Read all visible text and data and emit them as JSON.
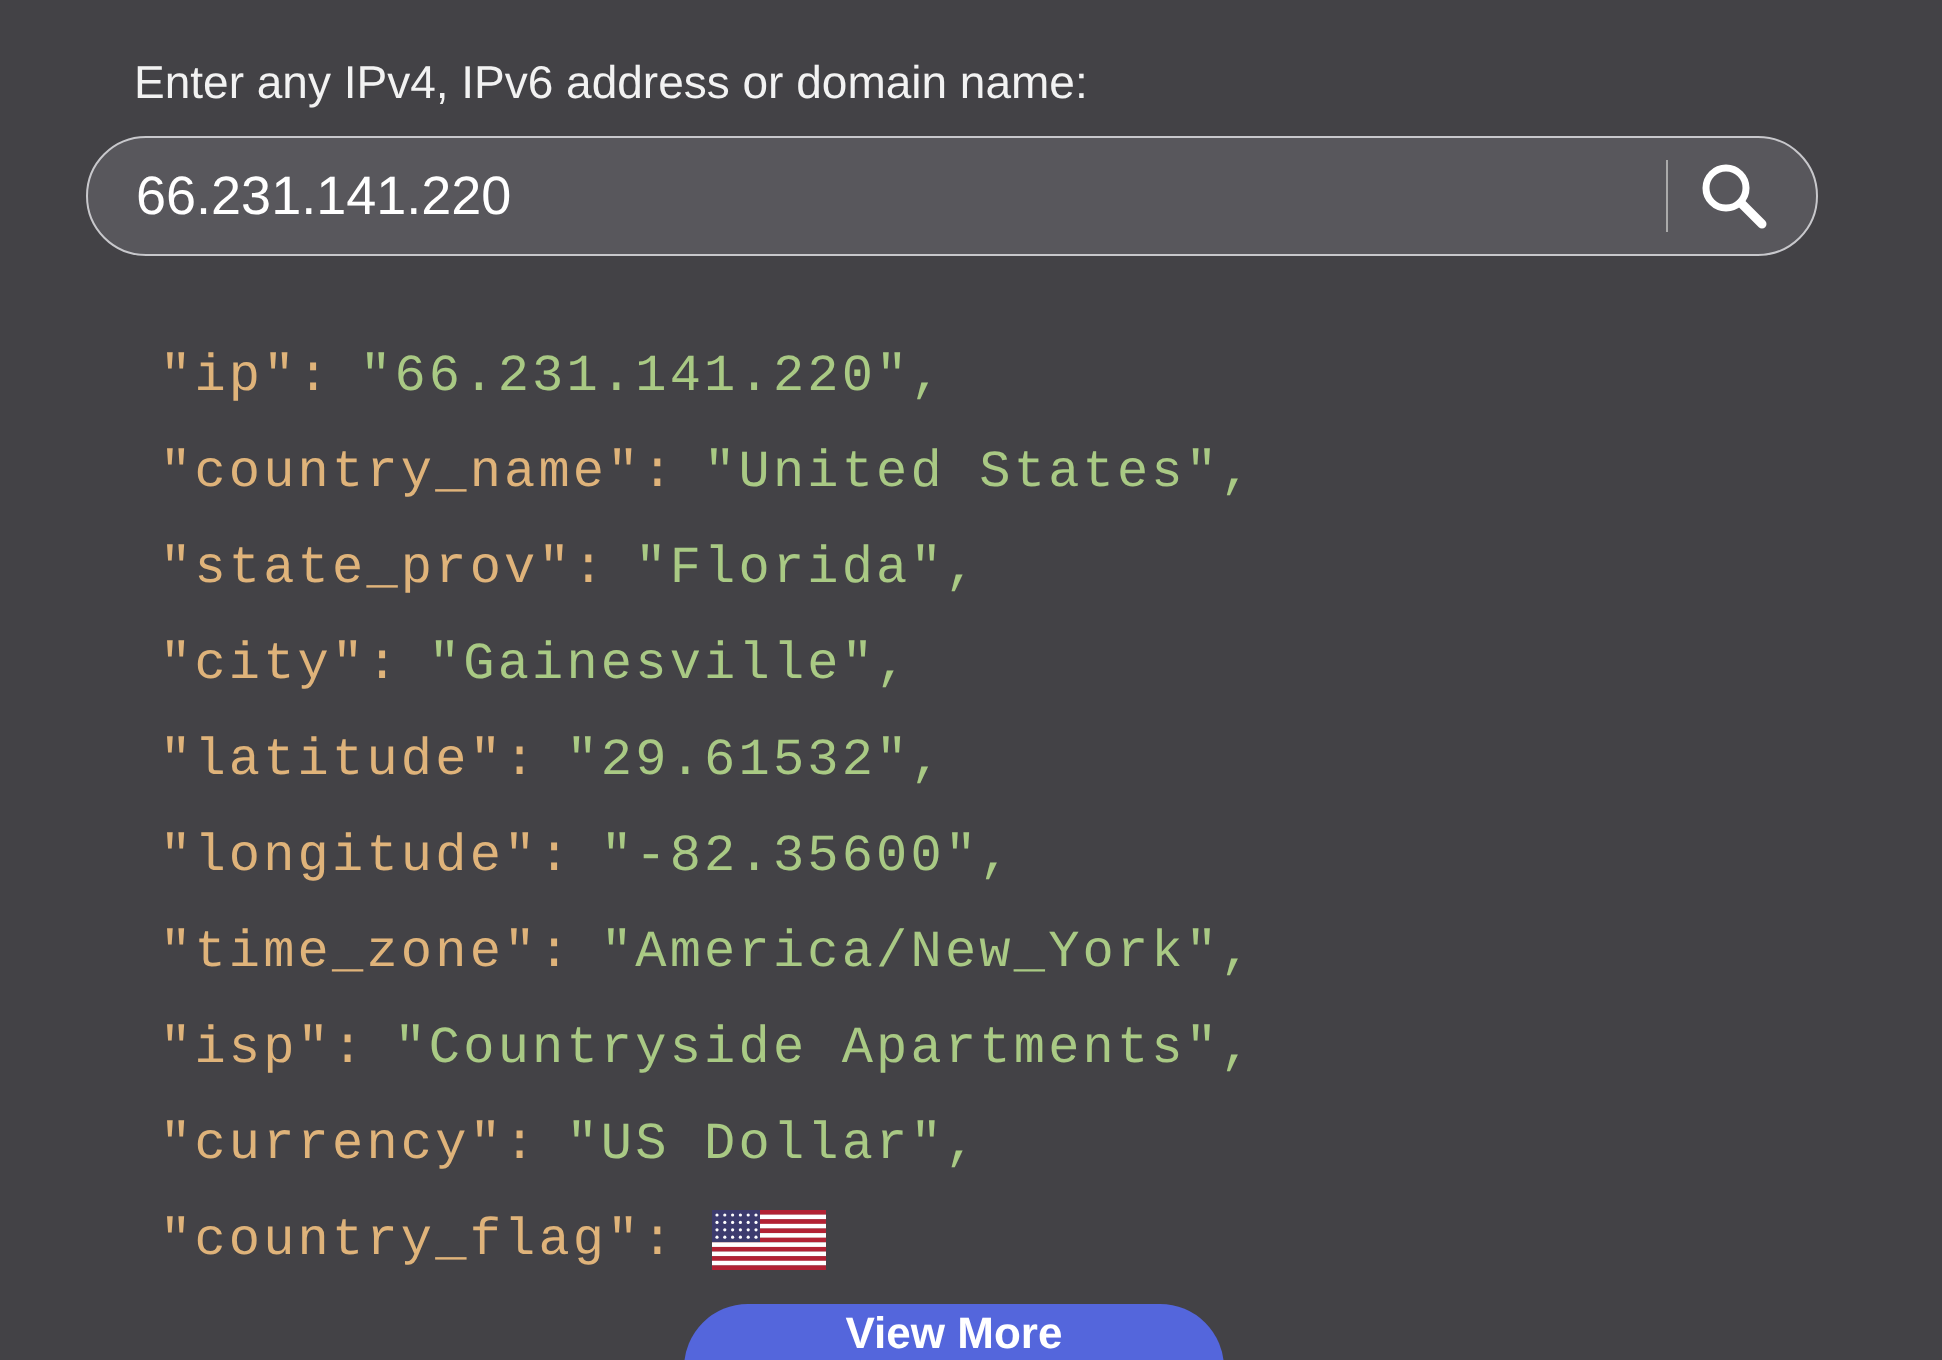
{
  "search": {
    "label": "Enter any IPv4, IPv6 address or domain name:",
    "value": "66.231.141.220"
  },
  "result": [
    {
      "kind": "text",
      "key": "\"ip\":",
      "value": "\"66.231.141.220\","
    },
    {
      "kind": "text",
      "key": "\"country_name\":",
      "value": "\"United States\","
    },
    {
      "kind": "text",
      "key": "\"state_prov\":",
      "value": "\"Florida\","
    },
    {
      "kind": "text",
      "key": "\"city\":",
      "value": "\"Gainesville\","
    },
    {
      "kind": "text",
      "key": "\"latitude\":",
      "value": "\"29.61532\","
    },
    {
      "kind": "text",
      "key": "\"longitude\":",
      "value": "\"-82.35600\","
    },
    {
      "kind": "text",
      "key": "\"time_zone\":",
      "value": "\"America/New_York\","
    },
    {
      "kind": "text",
      "key": "\"isp\":",
      "value": "\"Countryside Apartments\","
    },
    {
      "kind": "text",
      "key": "\"currency\":",
      "value": "\"US Dollar\","
    },
    {
      "kind": "flag",
      "key": "\"country_flag\":"
    }
  ],
  "button": "View More"
}
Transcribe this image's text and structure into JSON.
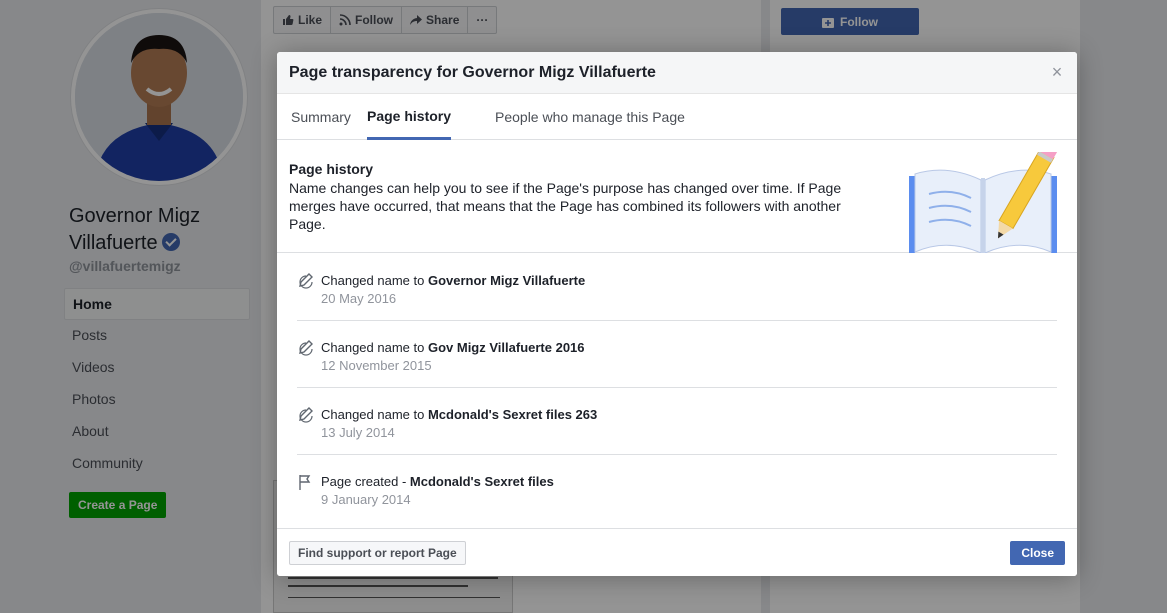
{
  "profile": {
    "name_line1": "Governor Migz",
    "name_line2": "Villafuerte",
    "handle": "@villafuertemigz"
  },
  "nav": [
    {
      "label": "Home",
      "active": true
    },
    {
      "label": "Posts"
    },
    {
      "label": "Videos"
    },
    {
      "label": "Photos"
    },
    {
      "label": "About"
    },
    {
      "label": "Community"
    }
  ],
  "create_page_label": "Create a Page",
  "actions": {
    "like": "Like",
    "follow": "Follow",
    "share": "Share",
    "more": "···"
  },
  "right_follow_label": "Follow",
  "modal": {
    "title": "Page transparency for Governor Migz Villafuerte",
    "close_glyph": "×",
    "tabs": [
      {
        "label": "Summary"
      },
      {
        "label": "Page history",
        "active": true
      },
      {
        "label": "People who manage this Page"
      }
    ],
    "intro": {
      "heading": "Page history",
      "text": "Name changes can help you to see if the Page's purpose has changed over time. If Page merges have occurred, that means that the Page has combined its followers with another Page."
    },
    "history": [
      {
        "icon": "pencil-icon",
        "prefix": "Changed name to ",
        "name": "Governor Migz Villafuerte",
        "date": "20 May 2016"
      },
      {
        "icon": "pencil-icon",
        "prefix": "Changed name to ",
        "name": "Gov Migz Villafuerte 2016",
        "date": "12 November 2015"
      },
      {
        "icon": "pencil-icon",
        "prefix": "Changed name to ",
        "name": "Mcdonald's Sexret files 263",
        "date": "13 July 2014"
      },
      {
        "icon": "flag-icon",
        "prefix": "Page created - ",
        "name": "Mcdonald's Sexret files",
        "date": "9 January 2014"
      }
    ],
    "footer": {
      "report_label": "Find support or report Page",
      "close_label": "Close"
    }
  },
  "colors": {
    "accent": "#4267b2",
    "create_green": "#00a400",
    "muted_text": "#90949c"
  }
}
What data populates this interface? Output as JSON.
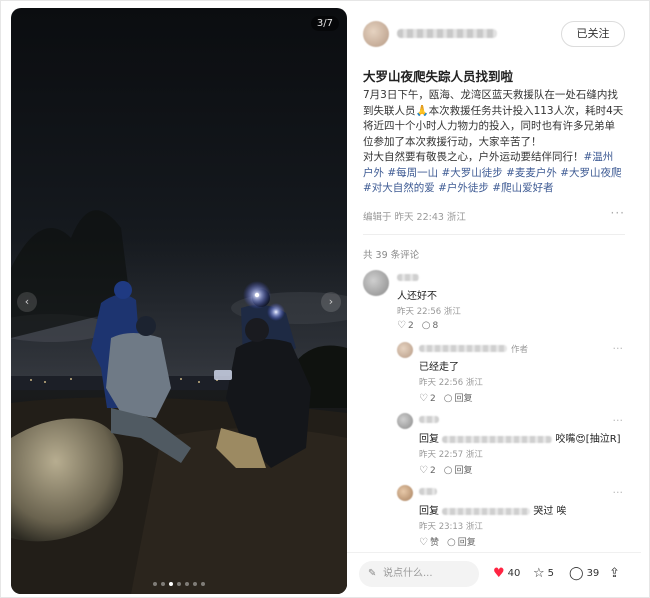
{
  "photo": {
    "counter": "3/7",
    "prev_icon": "chevron-left-icon",
    "next_icon": "chevron-right-icon",
    "dots_total": 7,
    "dots_active": 3
  },
  "author": {
    "follow_label": "已关注"
  },
  "post": {
    "title": "大罗山夜爬失踪人员找到啦",
    "lines": [
      "7月3日下午，瓯海、龙湾区蓝天救援队在一处石缝内找",
      "到失联人员🙏本次救援任务共计投入113人次，耗时4天",
      "将近四十个小时人力物力的投入，同时也有许多兄弟单",
      "位参加了本次救援行动，大家辛苦了！",
      "对大自然要有敬畏之心，户外运动要结伴同行！"
    ],
    "tags_line1": "#温州",
    "tags_line2": "户外 #每周一山 #大罗山徒步 #麦麦户外 #大罗山夜爬",
    "tags_line3": "#对大自然的爱 #户外徒步 #爬山爱好者",
    "meta": "编辑于 昨天 22:43 浙江"
  },
  "comments": {
    "count_label": "共 39 条评论",
    "items": [
      {
        "text": "人还好不",
        "meta": "昨天 22:56 浙江",
        "likes": "2",
        "replies": "8"
      },
      {
        "author_tag": "作者",
        "text": "已经走了",
        "meta": "昨天 22:56 浙江",
        "likes": "2",
        "reply_label": "回复"
      },
      {
        "text_prefix": "回复",
        "text_suffix": "咬嘴😍[抽泣R]",
        "meta": "昨天 22:57 浙江",
        "likes": "2",
        "reply_label": "回复"
      },
      {
        "text_prefix": "回复",
        "text_suffix": "哭过 唉",
        "meta": "昨天 23:13 浙江",
        "like_label": "赞",
        "reply_label": "回复"
      }
    ]
  },
  "bottom": {
    "placeholder": "说点什么...",
    "likes": "40",
    "stars": "5",
    "comments": "39"
  },
  "colors": {
    "accent": "#ff2442",
    "tag": "#3d5a93"
  }
}
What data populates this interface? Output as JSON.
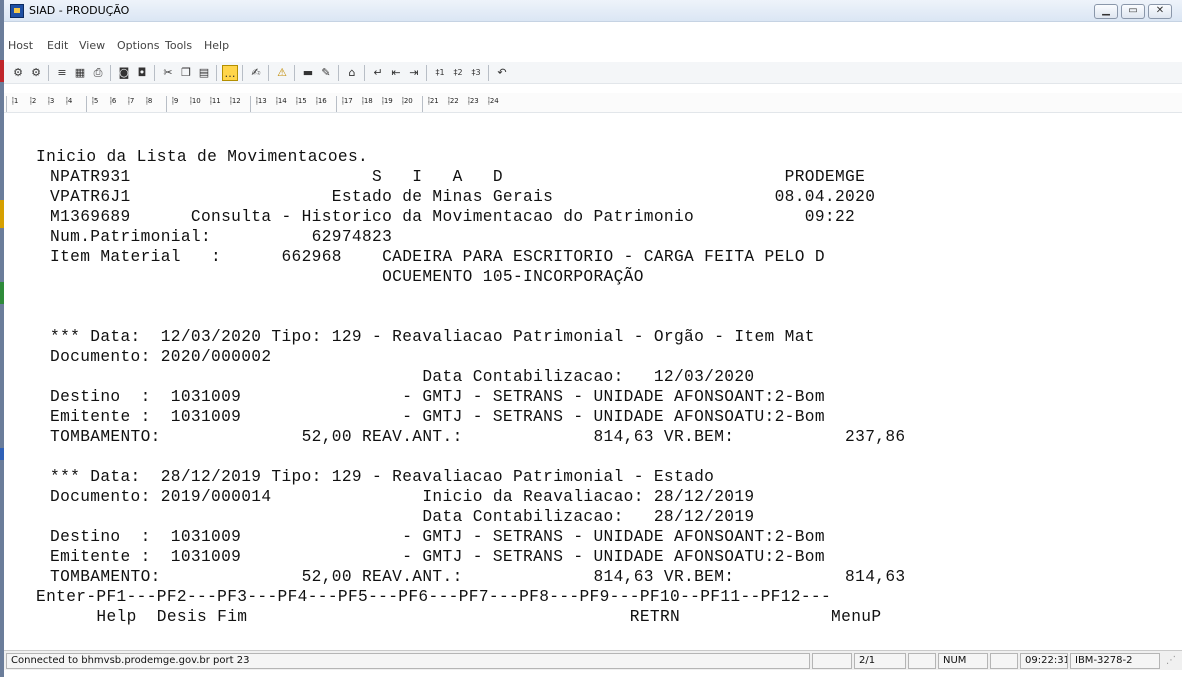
{
  "window": {
    "title": "SIAD - PRODUÇÃO"
  },
  "menu": [
    "Host",
    "Edit",
    "View",
    "Options",
    "Tools",
    "Help"
  ],
  "pf_keys": [
    "1",
    "2",
    "3",
    "4",
    "5",
    "6",
    "7",
    "8",
    "9",
    "10",
    "11",
    "12",
    "13",
    "14",
    "15",
    "16",
    "17",
    "18",
    "19",
    "20",
    "21",
    "22",
    "23",
    "24"
  ],
  "terminal": {
    "lines": [
      "Inicio da Lista de Movimentacoes.",
      "NPATR931                        S   I   A   D                            PRODEMGE",
      "VPATR6J1                    Estado de Minas Gerais                      08.04.2020",
      "M1369689      Consulta - Historico da Movimentacao do Patrimonio           09:22",
      "Num.Patrimonial:          62974823",
      "Item Material   :      662968    CADEIRA PARA ESCRITORIO - CARGA FEITA PELO D",
      "                                 OCUEMENTO 105-INCORPORAÇÃO",
      "",
      "",
      "*** Data:  12/03/2020 Tipo: 129 - Reavaliacao Patrimonial - Orgão - Item Mat",
      "Documento: 2020/000002",
      "                                     Data Contabilizacao:   12/03/2020",
      "Destino  :  1031009                - GMTJ - SETRANS - UNIDADE AFONSOANT:2-Bom",
      "Emitente :  1031009                - GMTJ - SETRANS - UNIDADE AFONSOATU:2-Bom",
      "TOMBAMENTO:              52,00 REAV.ANT.:             814,63 VR.BEM:           237,86",
      "",
      "*** Data:  28/12/2019 Tipo: 129 - Reavaliacao Patrimonial - Estado",
      "Documento: 2019/000014               Inicio da Reavaliacao: 28/12/2019",
      "                                     Data Contabilizacao:   28/12/2019",
      "Destino  :  1031009                - GMTJ - SETRANS - UNIDADE AFONSOANT:2-Bom",
      "Emitente :  1031009                - GMTJ - SETRANS - UNIDADE AFONSOATU:2-Bom",
      "TOMBAMENTO:              52,00 REAV.ANT.:             814,63 VR.BEM:           814,63",
      "Enter-PF1---PF2---PF3---PF4---PF5---PF6---PF7---PF8---PF9---PF10--PF11--PF12---",
      "      Help  Desis Fim                                      RETRN               MenuP"
    ]
  },
  "status": {
    "connection": "Connected to bhmvsb.prodemge.gov.br port 23",
    "page": "2/1",
    "num": "NUM",
    "time": "09:22:31",
    "terminal_type": "IBM-3278-2"
  }
}
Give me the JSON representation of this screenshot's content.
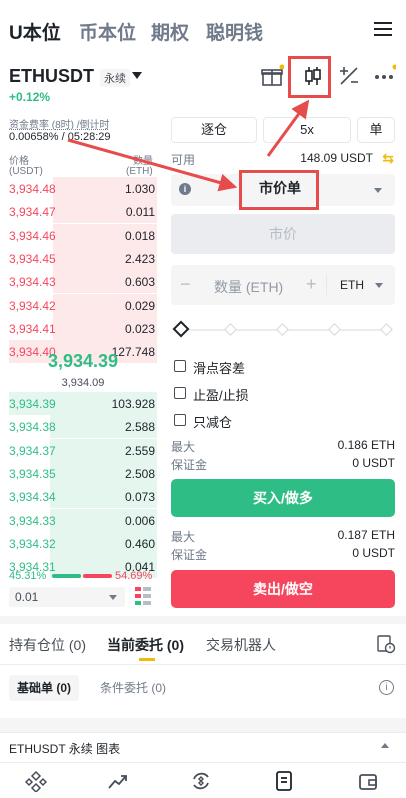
▬▬▬
Write out the records above exactly as they appear, leaving out any pictures.

Read all visible text and data and emit them as JSON.
{
  "search": {
    "label": "Enter any IPv4, IPv6 address or domain name:",
    "value": "66.231.141.220"
  },
  "result": [
    {
      "kind": "text",
      "key": "\"ip\":",
      "value": "\"66.231.141.220\","
    },
    {
      "kind": "text",
      "key": "\"country_name\":",
      "value": "\"United States\","
    },
    {
      "kind": "text",
      "key": "\"state_prov\":",
      "value": "\"Florida\","
    },
    {
      "kind": "text",
      "key": "\"city\":",
      "value": "\"Gainesville\","
    },
    {
      "kind": "text",
      "key": "\"latitude\":",
      "value": "\"29.61532\","
    },
    {
      "kind": "text",
      "key": "\"longitude\":",
      "value": "\"-82.35600\","
    },
    {
      "kind": "text",
      "key": "\"time_zone\":",
      "value": "\"America/New_York\","
    },
    {
      "kind": "text",
      "key": "\"isp\":",
      "value": "\"Countryside Apartments\","
    },
    {
      "kind": "text",
      "key": "\"currency\":",
      "value": "\"US Dollar\","
    },
    {
      "kind": "flag",
      "key": "\"country_flag\":"
    }
  ],
  "button": "View More"
}
Transcribe this image's text and structure into JSON.
{
  "profile": {
    "name_line1": "Governor Migz",
    "name_line2": "Villafuerte",
    "handle": "@villafuertemigz"
  },
  "nav": [
    {
      "label": "Home",
      "active": true
    },
    {
      "label": "Posts"
    },
    {
      "label": "Videos"
    },
    {
      "label": "Photos"
    },
    {
      "label": "About"
    },
    {
      "label": "Community"
    }
  ],
  "create_page_label": "Create a Page",
  "actions": {
    "like": "Like",
    "follow": "Follow",
    "share": "Share",
    "more": "···"
  },
  "right_follow_label": "Follow",
  "modal": {
    "title": "Page transparency for Governor Migz Villafuerte",
    "close_glyph": "×",
    "tabs": [
      {
        "label": "Summary"
      },
      {
        "label": "Page history",
        "active": true
      },
      {
        "label": "People who manage this Page"
      }
    ],
    "intro": {
      "heading": "Page history",
      "text": "Name changes can help you to see if the Page's purpose has changed over time. If Page merges have occurred, that means that the Page has combined its followers with another Page."
    },
    "history": [
      {
        "icon": "pencil-icon",
        "prefix": "Changed name to ",
        "name": "Governor Migz Villafuerte",
        "date": "20 May 2016"
      },
      {
        "icon": "pencil-icon",
        "prefix": "Changed name to ",
        "name": "Gov Migz Villafuerte 2016",
        "date": "12 November 2015"
      },
      {
        "icon": "pencil-icon",
        "prefix": "Changed name to ",
        "name": "Mcdonald's Sexret files 263",
        "date": "13 July 2014"
      },
      {
        "icon": "flag-icon",
        "prefix": "Page created - ",
        "name": "Mcdonald's Sexret files",
        "date": "9 January 2014"
      }
    ],
    "footer": {
      "report_label": "Find support or report Page",
      "close_label": "Close"
    }
  },
  "colors": {
    "accent": "#4267b2",
    "create_green": "#00a400",
    "muted_text": "#90949c"
  }
}
What data populates this interface? Output as JSON.
{
  "photo": {
    "counter": "3/7",
    "prev_icon": "chevron-left-icon",
    "next_icon": "chevron-right-icon",
    "dots_total": 7,
    "dots_active": 3
  },
  "author": {
    "follow_label": "已关注"
  },
  "post": {
    "title": "大罗山夜爬失踪人员找到啦",
    "lines": [
      "7月3日下午，瓯海、龙湾区蓝天救援队在一处石缝内找",
      "到失联人员🙏本次救援任务共计投入113人次，耗时4天",
      "将近四十个小时人力物力的投入，同时也有许多兄弟单",
      "位参加了本次救援行动，大家辛苦了！",
      "对大自然要有敬畏之心，户外运动要结伴同行！"
    ],
    "tags_line1": "#温州",
    "tags_line2": "户外 #每周一山 #大罗山徒步 #麦麦户外 #大罗山夜爬",
    "tags_line3": "#对大自然的爱 #户外徒步 #爬山爱好者",
    "meta": "编辑于 昨天 22:43 浙江"
  },
  "comments": {
    "count_label": "共 39 条评论",
    "items": [
      {
        "text": "人还好不",
        "meta": "昨天 22:56 浙江",
        "likes": "2",
        "replies": "8"
      },
      {
        "author_tag": "作者",
        "text": "已经走了",
        "meta": "昨天 22:56 浙江",
        "likes": "2",
        "reply_label": "回复"
      },
      {
        "text_prefix": "回复",
        "text_suffix": "咬嘴😍[抽泣R]",
        "meta": "昨天 22:57 浙江",
        "likes": "2",
        "reply_label": "回复"
      },
      {
        "text_prefix": "回复",
        "text_suffix": "哭过 唉",
        "meta": "昨天 23:13 浙江",
        "like_label": "赞",
        "reply_label": "回复"
      }
    ]
  },
  "bottom": {
    "placeholder": "说点什么...",
    "likes": "40",
    "stars": "5",
    "comments": "39"
  },
  "colors": {
    "accent": "#ff2442",
    "tag": "#3d5a93"
  }
}
What data populates this interface? Output as JSON.
{
  "window": {
    "title": "SIAD - PRODUÇÃO"
  },
  "menu": [
    "Host",
    "Edit",
    "View",
    "Options",
    "Tools",
    "Help"
  ],
  "pf_keys": [
    "1",
    "2",
    "3",
    "4",
    "5",
    "6",
    "7",
    "8",
    "9",
    "10",
    "11",
    "12",
    "13",
    "14",
    "15",
    "16",
    "17",
    "18",
    "19",
    "20",
    "21",
    "22",
    "23",
    "24"
  ],
  "terminal": {
    "lines": [
      "Inicio da Lista de Movimentacoes.",
      "NPATR931                        S   I   A   D                            PRODEMGE",
      "VPATR6J1                    Estado de Minas Gerais                      08.04.2020",
      "M1369689      Consulta - Historico da Movimentacao do Patrimonio           09:22",
      "Num.Patrimonial:          62974823",
      "Item Material   :      662968    CADEIRA PARA ESCRITORIO - CARGA FEITA PELO D",
      "                                 OCUEMENTO 105-INCORPORAÇÃO",
      "",
      "",
      "*** Data:  12/03/2020 Tipo: 129 - Reavaliacao Patrimonial - Orgão - Item Mat",
      "Documento: 2020/000002",
      "                                     Data Contabilizacao:   12/03/2020",
      "Destino  :  1031009                - GMTJ - SETRANS - UNIDADE AFONSOANT:2-Bom",
      "Emitente :  1031009                - GMTJ - SETRANS - UNIDADE AFONSOATU:2-Bom",
      "TOMBAMENTO:              52,00 REAV.ANT.:             814,63 VR.BEM:           237,86",
      "",
      "*** Data:  28/12/2019 Tipo: 129 - Reavaliacao Patrimonial - Estado",
      "Documento: 2019/000014               Inicio da Reavaliacao: 28/12/2019",
      "                                     Data Contabilizacao:   28/12/2019",
      "Destino  :  1031009                - GMTJ - SETRANS - UNIDADE AFONSOANT:2-Bom",
      "Emitente :  1031009                - GMTJ - SETRANS - UNIDADE AFONSOATU:2-Bom",
      "TOMBAMENTO:              52,00 REAV.ANT.:             814,63 VR.BEM:           814,63",
      "Enter-PF1---PF2---PF3---PF4---PF5---PF6---PF7---PF8---PF9---PF10--PF11--PF12---",
      "      Help  Desis Fim                                      RETRN               MenuP"
    ]
  },
  "status": {
    "connection": "Connected to bhmvsb.prodemge.gov.br port 23",
    "page": "2/1",
    "num": "NUM",
    "time": "09:22:31",
    "terminal_type": "IBM-3278-2"
  }
}
Give me the JSON representation of this screenshot's content.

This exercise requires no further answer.